─── DATA IN THIS EXERCISE

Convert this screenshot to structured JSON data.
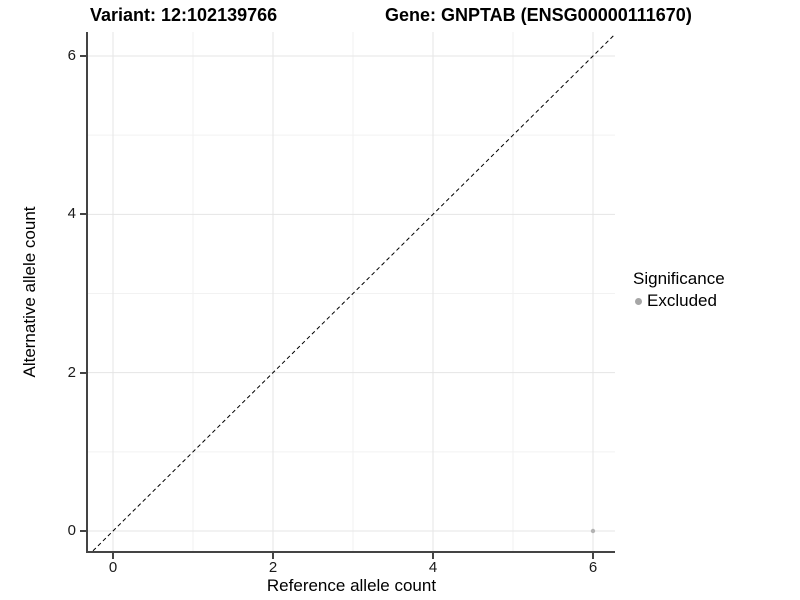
{
  "title": {
    "left": "Variant: 12:102139766",
    "right": "Gene: GNPTAB (ENSG00000111670)"
  },
  "axes": {
    "x": {
      "label": "Reference allele count",
      "ticks": [
        "0",
        "2",
        "4",
        "6"
      ]
    },
    "y": {
      "label": "Alternative allele count",
      "ticks": [
        "0",
        "2",
        "4",
        "6"
      ]
    }
  },
  "legend": {
    "title": "Significance",
    "items": [
      {
        "label": "Excluded",
        "color": "#a6a6a6",
        "marker": "dot-icon"
      }
    ]
  },
  "chart_data": {
    "type": "scatter",
    "title": "Variant: 12:102139766   Gene: GNPTAB (ENSG00000111670)",
    "xlabel": "Reference allele count",
    "ylabel": "Alternative allele count",
    "xlim": [
      -0.31,
      6.28
    ],
    "ylim": [
      -0.25,
      6.3
    ],
    "x_major_ticks": [
      0,
      2,
      4,
      6
    ],
    "x_minor_ticks": [
      1,
      3,
      5
    ],
    "y_major_ticks": [
      0,
      2,
      4,
      6
    ],
    "y_minor_ticks": [
      1,
      3,
      5
    ],
    "grid": "major and minor on, white panel background",
    "legend_position": "right",
    "series": [
      {
        "name": "Excluded",
        "color": "#b3b3b3",
        "points": [
          {
            "x": 6,
            "y": 0
          }
        ]
      }
    ],
    "reference_line": {
      "type": "identity (y = x)",
      "style": "dashed",
      "color": "#000000"
    }
  },
  "colors": {
    "axis_line": "#444444",
    "grid_major": "#e5e5e5",
    "grid_minor": "#f2f2f2",
    "point": "#b3b3b3",
    "background": "#ffffff"
  }
}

──────

- _CHALLENGE_: Omit every image. Quote each record exactly.

- _TASK RESPONSE_:
Convert this screenshot to structured JSON data.
{
  "title": {
    "left": "Variant: 12:102139766",
    "right": "Gene: GNPTAB (ENSG00000111670)"
  },
  "axes": {
    "x": {
      "label": "Reference allele count",
      "ticks": [
        "0",
        "2",
        "4",
        "6"
      ]
    },
    "y": {
      "label": "Alternative allele count",
      "ticks": [
        "0",
        "2",
        "4",
        "6"
      ]
    }
  },
  "legend": {
    "title": "Significance",
    "items": [
      {
        "label": "Excluded",
        "color": "#a6a6a6",
        "marker": "dot-icon"
      }
    ]
  },
  "chart_data": {
    "type": "scatter",
    "title": "Variant: 12:102139766   Gene: GNPTAB (ENSG00000111670)",
    "xlabel": "Reference allele count",
    "ylabel": "Alternative allele count",
    "xlim": [
      -0.31,
      6.28
    ],
    "ylim": [
      -0.25,
      6.3
    ],
    "x_major_ticks": [
      0,
      2,
      4,
      6
    ],
    "x_minor_ticks": [
      1,
      3,
      5
    ],
    "y_major_ticks": [
      0,
      2,
      4,
      6
    ],
    "y_minor_ticks": [
      1,
      3,
      5
    ],
    "grid": "major and minor on, white panel background",
    "legend_position": "right",
    "series": [
      {
        "name": "Excluded",
        "color": "#b3b3b3",
        "points": [
          {
            "x": 6,
            "y": 0
          }
        ]
      }
    ],
    "reference_line": {
      "type": "identity (y = x)",
      "style": "dashed",
      "color": "#000000"
    }
  },
  "colors": {
    "axis_line": "#444444",
    "grid_major": "#e5e5e5",
    "grid_minor": "#f2f2f2",
    "point": "#b3b3b3",
    "background": "#ffffff"
  }
}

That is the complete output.